[Records — start]

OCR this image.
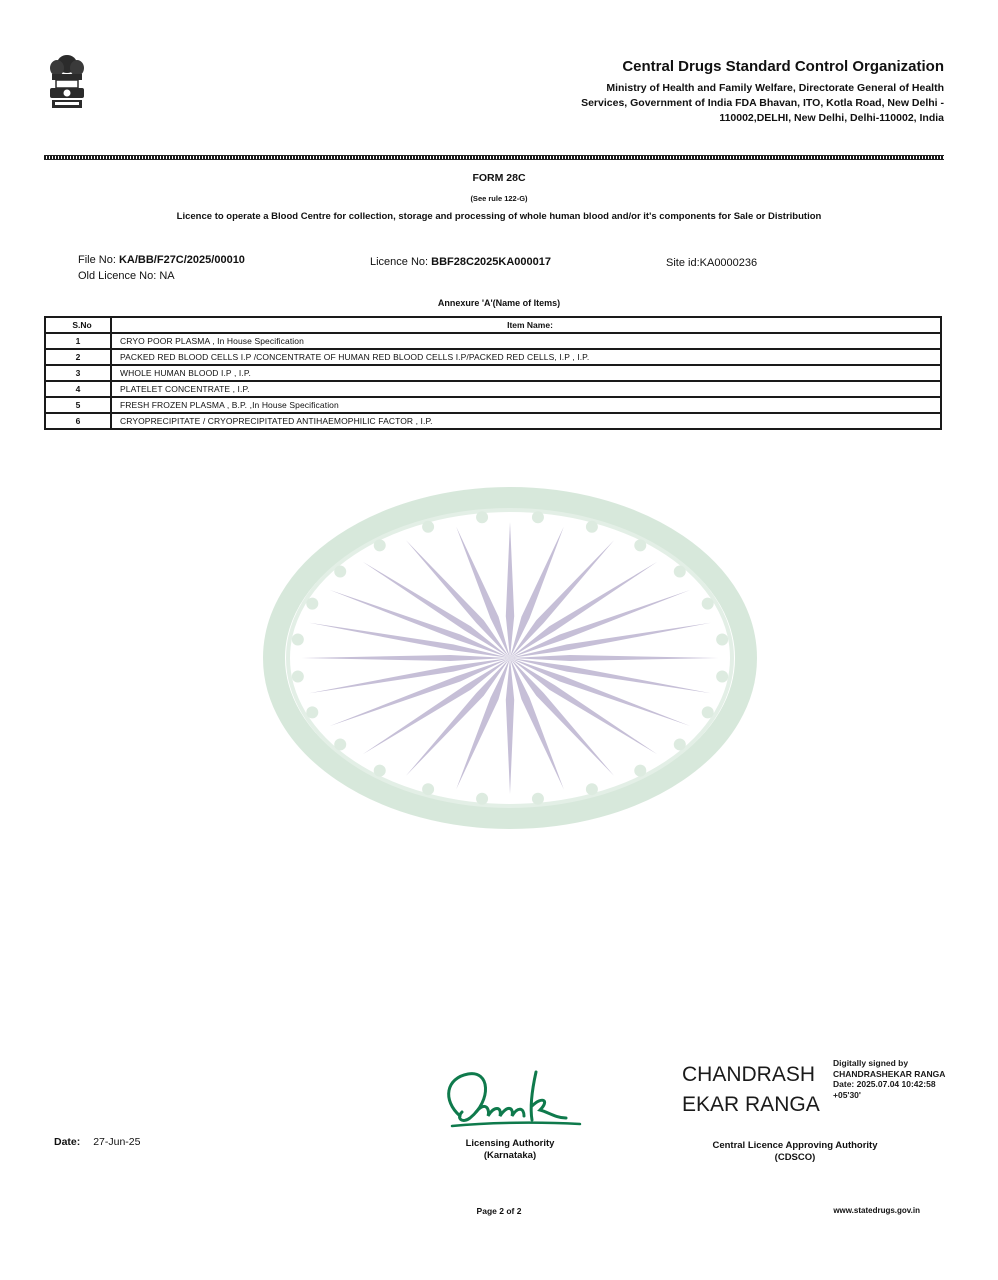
Central Drugs Standard Control Organization

Ministry of Health and Family Welfare, Directorate General of Health
Services, Government of India FDA Bhavan, ITO, Kotla Road, New Delhi -
110002,DELHI, New Delhi, Delhi-110002, India

FORM 28C
(See rule 122-G)
Licence to operate a Blood Centre for collection, storage and processing of whole human blood and/or it's components for Sale or Distribution
File No: KA/BB/F27C/2025/00010
Old Licence No: NA
Licence No: BBF28C2025KA000017	Site id:KA0000236
Annexure 'A'(Name of Items)
S.No	Item Name:
1	CRYO POOR PLASMA , In House Specification
2	PACKED RED BLOOD CELLS I.P /CONCENTRATE OF HUMAN RED BLOOD CELLS I.P/PACKED RED CELLS, I.P , I.P.
3	WHOLE HUMAN BLOOD I.P , I.P.
4	PLATELET CONCENTRATE , I.P.
5	FRESH FROZEN PLASMA , B.P. ,In House Specification
6	CRYOPRECIPITATE / CRYOPRECIPITATED ANTIHAEMOPHILIC FACTOR , I.P.
Date: 27-Jun-25	Licensing Authority
(Karnataka)
CHANDRASH
EKAR RANGA
Digitally signed by
CHANDRASHEKAR RANGA
Date: 2025.07.04 10:42:58
+05'30'
Central Licence Approving Authority
(CDSCO)
Page 2 of 2	www.statedrugs.gov.in
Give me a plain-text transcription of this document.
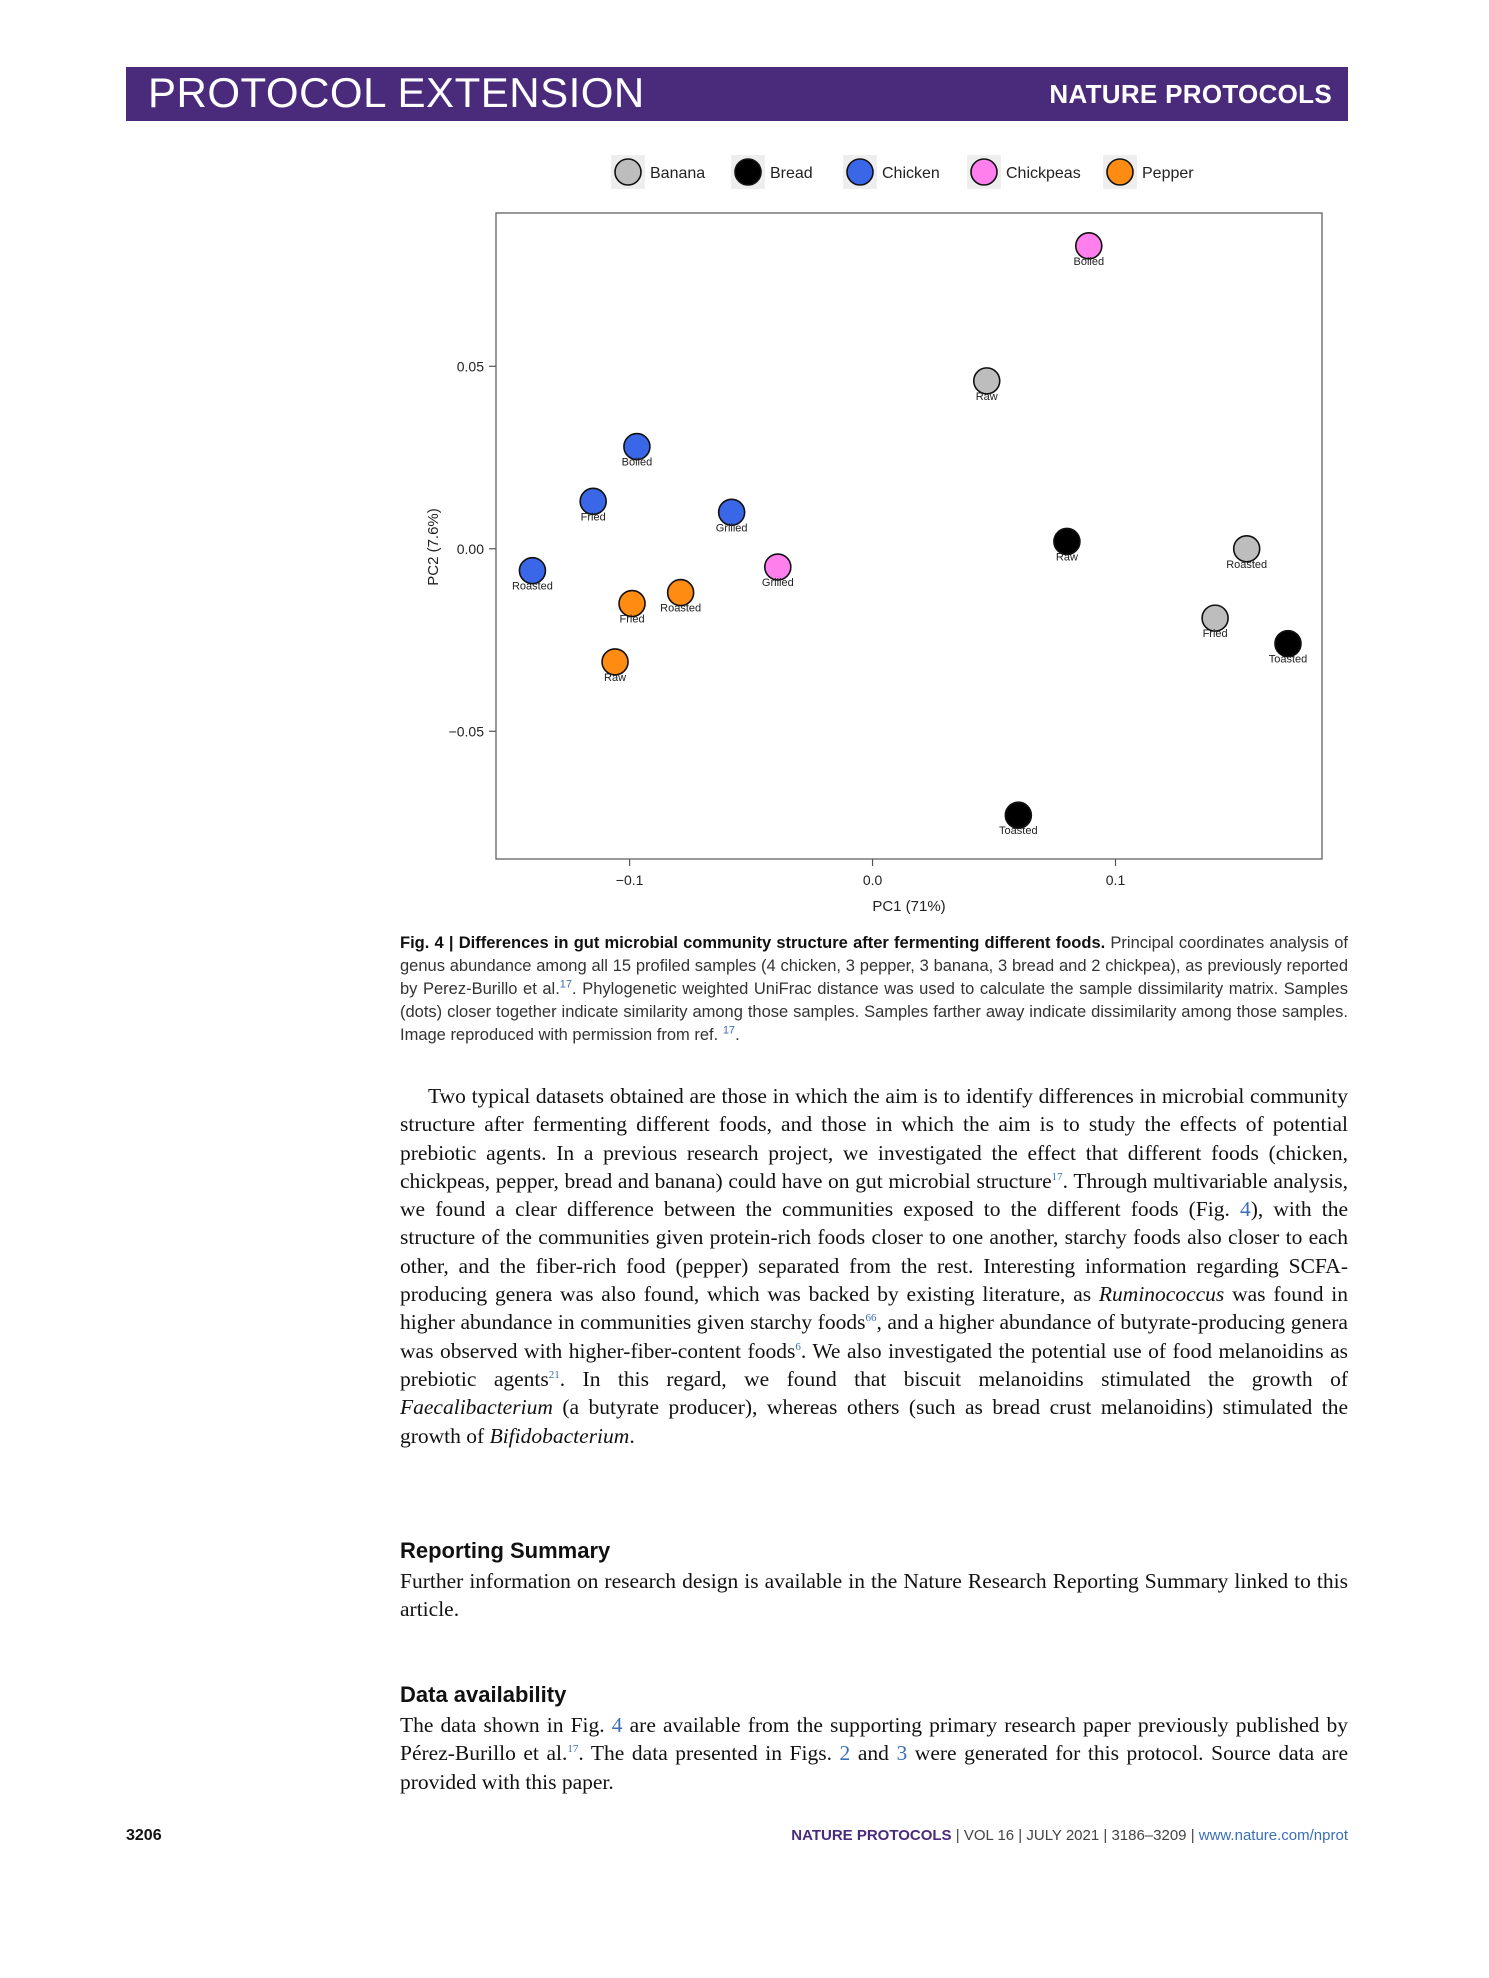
PROTOCOL EXTENSION	NATURE PROTOCOLS
Banana	Bread	Chicken	Chickpeas	Pepper
−0.1	0.0	0.1
−0.05
0.00
0.05
Boiled
Raw
Boiled
Fried
Grilled
Raw
Roasted
Roasted	Grilled
Fried
Roasted
Fried
Toasted
Raw
Toasted
PC1 (71%)
PC2 (7.6%)
Fig. 4 | Differences in gut microbial community structure after fermenting different foods. Principal coordinates analysis of genus abundance among all 15 profiled samples (4 chicken, 3 pepper, 3 banana, 3 bread and 2 chickpea), as previously reported by Perez-Burillo et al.$^{17}$. Phylogenetic weighted UniFrac distance was used to calculate the sample dissimilarity matrix. Samples (dots) closer together indicate similarity among those samples. Samples farther away indicate dissimilarity among those samples. Image reproduced with permission from ref. $^{17}$.

Two typical datasets obtained are those in which the aim is to identify differences in microbial community structure after fermenting different foods, and those in which the aim is to study the effects of potential prebiotic agents. In a previous research project, we investigated the effect that different foods (chicken, chickpeas, pepper, bread and banana) could have on gut microbial structure$^{17}$. Through multivariable analysis, we found a clear difference between the communities exposed to the different foods (Fig. 4), with the structure of the communities given protein-rich foods closer to one another, starchy foods also closer to each other, and the fiber-rich food (pepper) separated from the rest. Interesting information regarding SCFA-producing genera was also found, which was backed by existing literature, as Ruminococcus was found in higher abundance in communities given starchy foods$^{66}$, and a higher abundance of butyrate-producing genera was observed with higher-fiber-content foods$^6$. We also investigated the potential use of food melanoidins as prebiotic agents$^{21}$. In this regard, we found that biscuit melanoidins stimulated the growth of Faecalibacterium (a butyrate producer), whereas others (such as bread crust melanoidins) stimulated the growth of Bifidobacterium.

Reporting Summary
Further information on research design is available in the Nature Research Reporting Summary linked to this article.
Data availability
The data shown in Fig. 4 are available from the supporting primary research paper previously published by Pérez-Burillo et al.$^{17}$. The data presented in Figs. 2 and 3 were generated for this protocol. Source data are provided with this paper.
3206	NATURE PROTOCOLS | VOL 16 | JULY 2021 | 3186–3209 | www.nature.com/nprot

[Records — finish]

• _Exercise details_
Which lines in the records above include the word "Authority"? Copy them out.

• _Problem solution_
Date: 27-Jun-25	Licensing Authority
Central Licence Approving Authority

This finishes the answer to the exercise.